• DESCRIPTION OF THE TASK
Copy the entries below exactly. Images do not belong in the copy.

[Stored records]
_ _ _

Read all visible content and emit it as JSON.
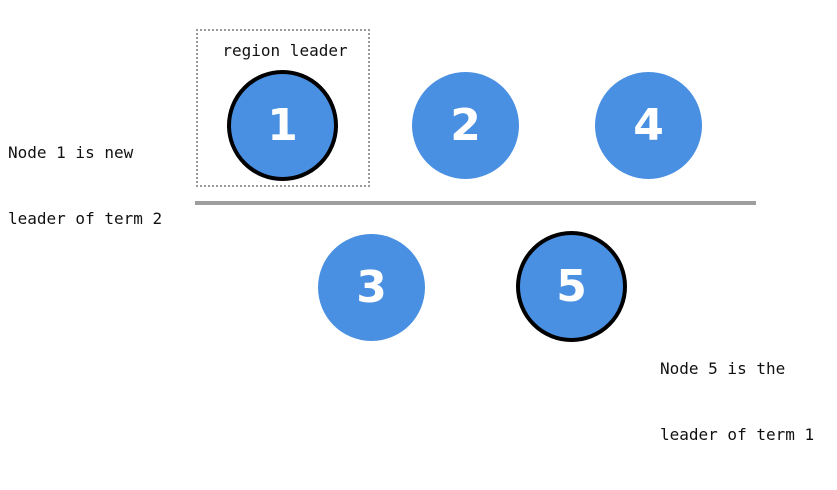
{
  "notes": {
    "left": [
      "Node 1 is new",
      "leader of term 2"
    ],
    "right": [
      "Node 5 is the",
      "leader of term 1"
    ]
  },
  "region": {
    "label": "region leader"
  },
  "colors": {
    "node_fill": "#4a90e2",
    "leader_border": "#000000",
    "partition_line": "#9e9e9e",
    "region_border": "#9a9a9a"
  },
  "nodes": [
    {
      "id": "1",
      "label": "1",
      "leader": true
    },
    {
      "id": "2",
      "label": "2",
      "leader": false
    },
    {
      "id": "4",
      "label": "4",
      "leader": false
    },
    {
      "id": "3",
      "label": "3",
      "leader": false
    },
    {
      "id": "5",
      "label": "5",
      "leader": true
    }
  ]
}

_ _ _

• RESULT
Read all visible content and emit it as JSON.
{
  "notes": {
    "left": [
      "Node 1 is new",
      "leader of term 2"
    ],
    "right": [
      "Node 5 is the",
      "leader of term 1"
    ]
  },
  "region": {
    "label": "region leader"
  },
  "colors": {
    "node_fill": "#4a90e2",
    "leader_border": "#000000",
    "partition_line": "#9e9e9e",
    "region_border": "#9a9a9a"
  },
  "nodes": [
    {
      "id": "1",
      "label": "1",
      "leader": true
    },
    {
      "id": "2",
      "label": "2",
      "leader": false
    },
    {
      "id": "4",
      "label": "4",
      "leader": false
    },
    {
      "id": "3",
      "label": "3",
      "leader": false
    },
    {
      "id": "5",
      "label": "5",
      "leader": true
    }
  ]
}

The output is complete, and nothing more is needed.